-- start of MATERIAL SUPPLIED --
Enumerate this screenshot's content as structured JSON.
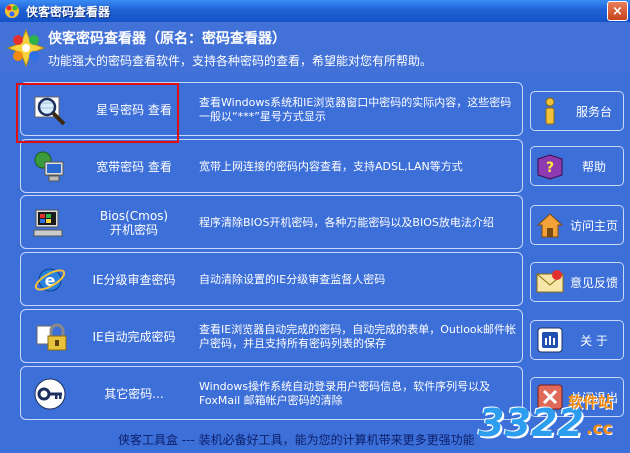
{
  "window": {
    "title": "侠客密码查看器",
    "close_glyph": "×"
  },
  "header": {
    "title": "侠客密码查看器（原名：密码查看器）",
    "subtitle": "功能强大的密码查看软件，支持各种密码的查看，希望能对您有所帮助。"
  },
  "features": [
    {
      "label": "星号密码 查看",
      "desc": "查看Windows系统和IE浏览器窗口中密码的实际内容，这些密码一般以“***”星号方式显示",
      "icon": "magnifier-icon"
    },
    {
      "label": "宽带密码 查看",
      "desc": "宽带上网连接的密码内容查看，支持ADSL,LAN等方式",
      "icon": "network-computer-icon"
    },
    {
      "label": "Bios(Cmos)\n开机密码",
      "desc": "程序清除BIOS开机密码，各种万能密码以及BIOS放电法介绍",
      "icon": "bios-computer-icon"
    },
    {
      "label": "IE分级审查密码",
      "desc": "自动清除设置的IE分级审查监督人密码",
      "icon": "ie-icon"
    },
    {
      "label": "IE自动完成密码",
      "desc": "查看IE浏览器自动完成的密码，自动完成的表单，Outlook邮件帐户密码，并且支持所有密码列表的保存",
      "icon": "lock-icon"
    },
    {
      "label": "其它密码...",
      "desc": "Windows操作系统自动登录用户密码信息，软件序列号以及FoxMail 邮箱帐户密码的清除",
      "icon": "key-icon"
    }
  ],
  "sidebar": [
    {
      "label": "服务台",
      "icon": "info-icon"
    },
    {
      "label": "帮助",
      "icon": "help-book-icon"
    },
    {
      "label": "访问主页",
      "icon": "home-icon"
    },
    {
      "label": "意见反馈",
      "icon": "envelope-icon"
    },
    {
      "label": "关  于",
      "icon": "about-icon"
    },
    {
      "label": "关闭退出",
      "icon": "close-exit-icon"
    }
  ],
  "footer": {
    "text": "侠客工具盒 --- 装机必备好工具，能为您的计算机带来更多更强功能"
  },
  "watermark": {
    "number": "3322",
    "site": "软件站",
    "domain": ".cc"
  },
  "colors": {
    "background": "#3d6fd9",
    "highlight": "#e01010",
    "footer_text": "#0b1f6a",
    "watermark_blue": "#2d9df0",
    "watermark_orange": "#f08a10"
  }
}
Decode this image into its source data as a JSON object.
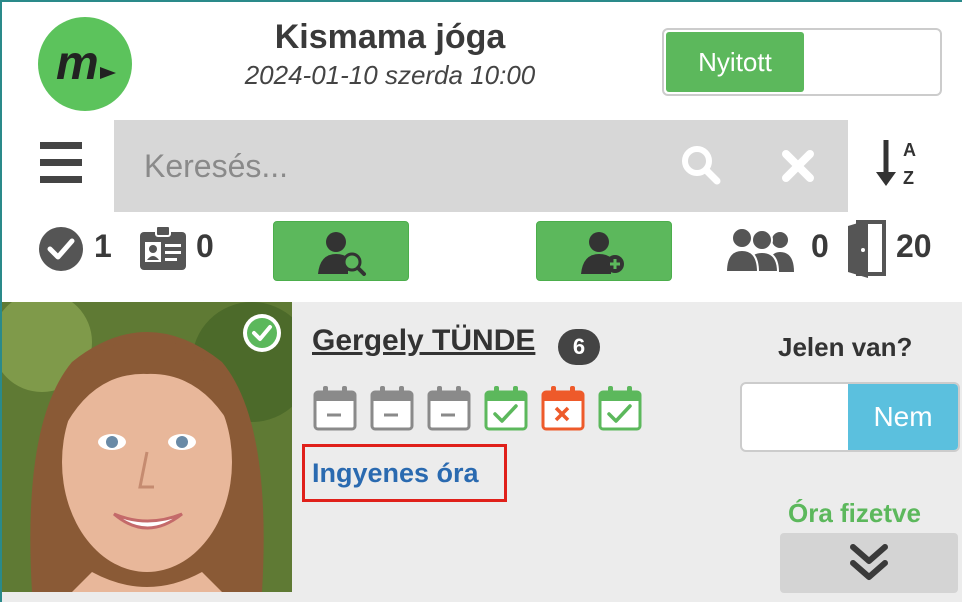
-- end of MATERIAL SUPPLIED --
→ JOB
Lines of the material that contain the word "侠客密码查看器" are to be gathered.

→ WRITTEN SOLUTION
    "title": "侠客密码查看器",
    "title": "侠客密码查看器（原名：密码查看器）",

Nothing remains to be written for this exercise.